* _Challenge_: Find each line containing the string "this" and return it.

Recorded data:
::::

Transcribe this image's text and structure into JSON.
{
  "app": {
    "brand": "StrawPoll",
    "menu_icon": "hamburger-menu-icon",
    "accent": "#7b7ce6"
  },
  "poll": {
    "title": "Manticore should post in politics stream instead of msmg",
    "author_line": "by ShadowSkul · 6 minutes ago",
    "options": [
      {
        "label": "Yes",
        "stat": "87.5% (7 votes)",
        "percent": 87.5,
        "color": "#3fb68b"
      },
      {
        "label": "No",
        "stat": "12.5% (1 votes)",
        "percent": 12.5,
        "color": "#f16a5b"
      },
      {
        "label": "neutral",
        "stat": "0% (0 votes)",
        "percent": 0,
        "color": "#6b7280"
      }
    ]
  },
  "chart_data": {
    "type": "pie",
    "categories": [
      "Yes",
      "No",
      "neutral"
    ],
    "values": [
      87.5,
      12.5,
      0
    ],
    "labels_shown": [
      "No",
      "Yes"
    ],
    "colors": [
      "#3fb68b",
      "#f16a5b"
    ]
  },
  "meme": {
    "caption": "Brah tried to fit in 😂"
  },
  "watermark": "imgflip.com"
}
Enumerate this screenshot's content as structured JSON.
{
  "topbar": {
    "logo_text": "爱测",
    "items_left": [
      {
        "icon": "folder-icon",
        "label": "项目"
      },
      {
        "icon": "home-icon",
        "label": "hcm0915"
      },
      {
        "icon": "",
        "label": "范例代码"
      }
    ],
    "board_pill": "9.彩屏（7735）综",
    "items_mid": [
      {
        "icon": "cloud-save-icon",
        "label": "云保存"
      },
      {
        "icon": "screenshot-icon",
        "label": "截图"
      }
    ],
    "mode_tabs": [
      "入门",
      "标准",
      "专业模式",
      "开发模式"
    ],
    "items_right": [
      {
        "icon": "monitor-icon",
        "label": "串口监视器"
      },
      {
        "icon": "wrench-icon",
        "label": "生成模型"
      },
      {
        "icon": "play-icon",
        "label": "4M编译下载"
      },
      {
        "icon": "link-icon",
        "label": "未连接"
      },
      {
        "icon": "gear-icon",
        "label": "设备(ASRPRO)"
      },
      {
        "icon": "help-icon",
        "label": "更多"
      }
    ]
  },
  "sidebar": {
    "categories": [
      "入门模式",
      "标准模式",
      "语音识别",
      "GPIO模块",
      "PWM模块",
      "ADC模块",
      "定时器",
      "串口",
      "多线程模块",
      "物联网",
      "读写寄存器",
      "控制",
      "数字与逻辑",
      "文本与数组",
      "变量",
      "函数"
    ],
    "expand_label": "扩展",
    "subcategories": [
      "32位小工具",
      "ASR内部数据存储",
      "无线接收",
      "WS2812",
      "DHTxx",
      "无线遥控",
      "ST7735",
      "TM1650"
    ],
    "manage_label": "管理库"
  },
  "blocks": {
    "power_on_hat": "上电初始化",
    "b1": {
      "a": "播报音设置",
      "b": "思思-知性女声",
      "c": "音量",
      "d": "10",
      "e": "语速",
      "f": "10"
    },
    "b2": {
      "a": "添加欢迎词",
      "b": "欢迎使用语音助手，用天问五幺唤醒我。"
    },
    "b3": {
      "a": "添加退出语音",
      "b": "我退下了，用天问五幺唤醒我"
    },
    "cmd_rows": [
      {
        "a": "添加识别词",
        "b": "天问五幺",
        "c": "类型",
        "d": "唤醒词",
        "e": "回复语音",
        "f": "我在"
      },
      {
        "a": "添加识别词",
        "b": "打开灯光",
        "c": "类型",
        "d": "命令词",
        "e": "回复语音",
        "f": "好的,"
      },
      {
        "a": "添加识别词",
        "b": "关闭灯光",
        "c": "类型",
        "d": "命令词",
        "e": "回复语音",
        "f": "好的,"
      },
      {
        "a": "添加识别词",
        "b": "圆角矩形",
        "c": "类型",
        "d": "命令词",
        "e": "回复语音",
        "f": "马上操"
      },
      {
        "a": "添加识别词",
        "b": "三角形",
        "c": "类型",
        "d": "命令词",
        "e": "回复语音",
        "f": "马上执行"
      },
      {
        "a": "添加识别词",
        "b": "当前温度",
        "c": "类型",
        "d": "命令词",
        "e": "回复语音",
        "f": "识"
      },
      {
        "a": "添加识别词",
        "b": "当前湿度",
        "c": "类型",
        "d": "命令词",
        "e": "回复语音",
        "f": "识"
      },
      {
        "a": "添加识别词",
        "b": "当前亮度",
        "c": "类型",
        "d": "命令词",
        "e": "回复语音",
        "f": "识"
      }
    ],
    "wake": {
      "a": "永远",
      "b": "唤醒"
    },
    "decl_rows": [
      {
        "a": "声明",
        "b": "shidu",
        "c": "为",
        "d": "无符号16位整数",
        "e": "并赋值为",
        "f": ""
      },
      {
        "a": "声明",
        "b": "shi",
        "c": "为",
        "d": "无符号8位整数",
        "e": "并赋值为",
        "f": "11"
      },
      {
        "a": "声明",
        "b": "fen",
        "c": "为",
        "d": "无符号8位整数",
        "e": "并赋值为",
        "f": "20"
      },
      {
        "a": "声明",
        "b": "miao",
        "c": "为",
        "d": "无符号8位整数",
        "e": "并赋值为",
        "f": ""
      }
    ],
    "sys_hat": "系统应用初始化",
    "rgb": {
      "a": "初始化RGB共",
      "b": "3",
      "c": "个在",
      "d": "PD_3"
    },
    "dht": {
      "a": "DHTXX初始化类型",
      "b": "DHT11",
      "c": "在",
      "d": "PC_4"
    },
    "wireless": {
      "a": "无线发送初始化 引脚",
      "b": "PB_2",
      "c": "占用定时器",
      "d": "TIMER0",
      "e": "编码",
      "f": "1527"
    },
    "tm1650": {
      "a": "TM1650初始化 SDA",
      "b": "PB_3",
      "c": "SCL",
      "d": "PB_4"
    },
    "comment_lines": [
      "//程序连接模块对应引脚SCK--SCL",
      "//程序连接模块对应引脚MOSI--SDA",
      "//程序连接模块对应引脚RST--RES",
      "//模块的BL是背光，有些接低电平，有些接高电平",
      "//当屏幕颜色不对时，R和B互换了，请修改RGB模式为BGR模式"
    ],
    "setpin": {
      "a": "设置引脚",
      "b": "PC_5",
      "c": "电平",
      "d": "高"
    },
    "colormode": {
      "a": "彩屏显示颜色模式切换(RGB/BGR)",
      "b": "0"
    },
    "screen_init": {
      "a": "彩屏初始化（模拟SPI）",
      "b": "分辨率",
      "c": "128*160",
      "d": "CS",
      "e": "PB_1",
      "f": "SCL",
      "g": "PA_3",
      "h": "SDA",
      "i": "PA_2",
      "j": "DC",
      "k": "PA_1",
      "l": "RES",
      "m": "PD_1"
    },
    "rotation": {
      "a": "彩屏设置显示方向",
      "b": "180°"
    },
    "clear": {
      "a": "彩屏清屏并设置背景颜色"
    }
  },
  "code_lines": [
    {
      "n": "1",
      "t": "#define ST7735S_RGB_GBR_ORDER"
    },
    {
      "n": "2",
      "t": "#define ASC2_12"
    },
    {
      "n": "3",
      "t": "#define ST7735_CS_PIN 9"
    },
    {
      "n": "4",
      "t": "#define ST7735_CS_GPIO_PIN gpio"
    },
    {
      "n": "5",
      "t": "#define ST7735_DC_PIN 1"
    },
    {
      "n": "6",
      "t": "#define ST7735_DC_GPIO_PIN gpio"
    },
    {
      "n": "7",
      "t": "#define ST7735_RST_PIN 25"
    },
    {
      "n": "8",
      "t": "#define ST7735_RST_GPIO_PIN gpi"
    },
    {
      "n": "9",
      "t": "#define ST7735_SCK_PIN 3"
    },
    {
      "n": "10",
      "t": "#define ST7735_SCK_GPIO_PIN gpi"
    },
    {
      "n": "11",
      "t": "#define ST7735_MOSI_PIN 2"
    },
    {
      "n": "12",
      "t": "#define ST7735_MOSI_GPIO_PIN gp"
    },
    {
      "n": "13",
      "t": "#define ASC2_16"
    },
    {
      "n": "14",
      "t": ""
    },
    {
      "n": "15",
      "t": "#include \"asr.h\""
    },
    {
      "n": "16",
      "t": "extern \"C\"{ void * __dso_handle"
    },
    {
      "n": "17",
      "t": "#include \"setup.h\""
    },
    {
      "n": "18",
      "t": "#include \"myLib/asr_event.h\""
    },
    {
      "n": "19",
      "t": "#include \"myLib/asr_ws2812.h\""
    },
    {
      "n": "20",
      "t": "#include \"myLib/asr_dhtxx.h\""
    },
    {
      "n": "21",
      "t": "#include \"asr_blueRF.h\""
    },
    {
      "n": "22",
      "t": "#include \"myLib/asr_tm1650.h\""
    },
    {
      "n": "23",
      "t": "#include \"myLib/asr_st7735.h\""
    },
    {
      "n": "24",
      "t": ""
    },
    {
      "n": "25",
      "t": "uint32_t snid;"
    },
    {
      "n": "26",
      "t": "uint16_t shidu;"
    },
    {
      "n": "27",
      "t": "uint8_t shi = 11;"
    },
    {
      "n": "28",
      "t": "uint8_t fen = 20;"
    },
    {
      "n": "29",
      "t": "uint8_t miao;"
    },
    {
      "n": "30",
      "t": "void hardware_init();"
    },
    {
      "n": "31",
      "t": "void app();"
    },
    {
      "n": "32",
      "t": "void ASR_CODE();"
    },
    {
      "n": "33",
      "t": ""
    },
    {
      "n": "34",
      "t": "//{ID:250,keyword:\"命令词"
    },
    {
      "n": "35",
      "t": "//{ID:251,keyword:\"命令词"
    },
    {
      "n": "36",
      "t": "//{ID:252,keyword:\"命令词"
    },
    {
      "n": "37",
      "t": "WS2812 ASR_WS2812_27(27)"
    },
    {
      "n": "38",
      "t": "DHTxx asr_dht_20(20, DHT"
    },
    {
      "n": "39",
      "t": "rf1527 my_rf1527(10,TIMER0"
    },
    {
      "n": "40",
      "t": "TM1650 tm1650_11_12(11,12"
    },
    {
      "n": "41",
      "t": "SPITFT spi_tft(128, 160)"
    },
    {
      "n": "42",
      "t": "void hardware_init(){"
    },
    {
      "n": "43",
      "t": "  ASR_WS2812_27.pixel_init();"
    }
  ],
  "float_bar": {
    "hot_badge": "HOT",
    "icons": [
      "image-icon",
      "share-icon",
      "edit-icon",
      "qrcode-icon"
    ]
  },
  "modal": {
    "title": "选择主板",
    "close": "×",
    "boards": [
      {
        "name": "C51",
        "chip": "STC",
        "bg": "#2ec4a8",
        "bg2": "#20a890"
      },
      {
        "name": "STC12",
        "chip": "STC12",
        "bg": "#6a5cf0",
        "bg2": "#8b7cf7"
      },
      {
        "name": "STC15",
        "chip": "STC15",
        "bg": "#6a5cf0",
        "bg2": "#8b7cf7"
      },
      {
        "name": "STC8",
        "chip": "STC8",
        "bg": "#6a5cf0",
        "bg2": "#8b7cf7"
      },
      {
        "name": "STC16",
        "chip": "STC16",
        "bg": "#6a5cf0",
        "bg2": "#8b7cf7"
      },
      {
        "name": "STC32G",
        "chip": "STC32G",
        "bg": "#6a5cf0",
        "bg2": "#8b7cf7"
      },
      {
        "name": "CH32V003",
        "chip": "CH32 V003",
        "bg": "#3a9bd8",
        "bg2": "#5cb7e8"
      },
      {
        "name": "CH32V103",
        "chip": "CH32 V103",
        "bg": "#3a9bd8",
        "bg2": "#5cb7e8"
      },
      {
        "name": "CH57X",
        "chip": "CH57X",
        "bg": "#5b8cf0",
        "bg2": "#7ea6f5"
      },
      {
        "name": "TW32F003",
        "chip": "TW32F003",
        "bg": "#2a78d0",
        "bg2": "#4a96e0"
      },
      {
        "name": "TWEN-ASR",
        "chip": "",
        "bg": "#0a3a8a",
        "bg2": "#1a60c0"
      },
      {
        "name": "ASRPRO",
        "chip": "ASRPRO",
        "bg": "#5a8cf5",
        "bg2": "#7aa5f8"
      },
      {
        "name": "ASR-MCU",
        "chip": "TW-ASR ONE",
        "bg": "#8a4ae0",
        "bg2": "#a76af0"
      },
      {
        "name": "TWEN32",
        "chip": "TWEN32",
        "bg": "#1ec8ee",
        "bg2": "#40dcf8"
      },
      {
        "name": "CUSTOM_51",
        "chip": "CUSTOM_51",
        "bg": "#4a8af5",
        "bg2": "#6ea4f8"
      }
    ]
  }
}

::::

* _Result below_:
Transcribe this image's text and structure into JSON.
Enumerate this screenshot's content as structured JSON.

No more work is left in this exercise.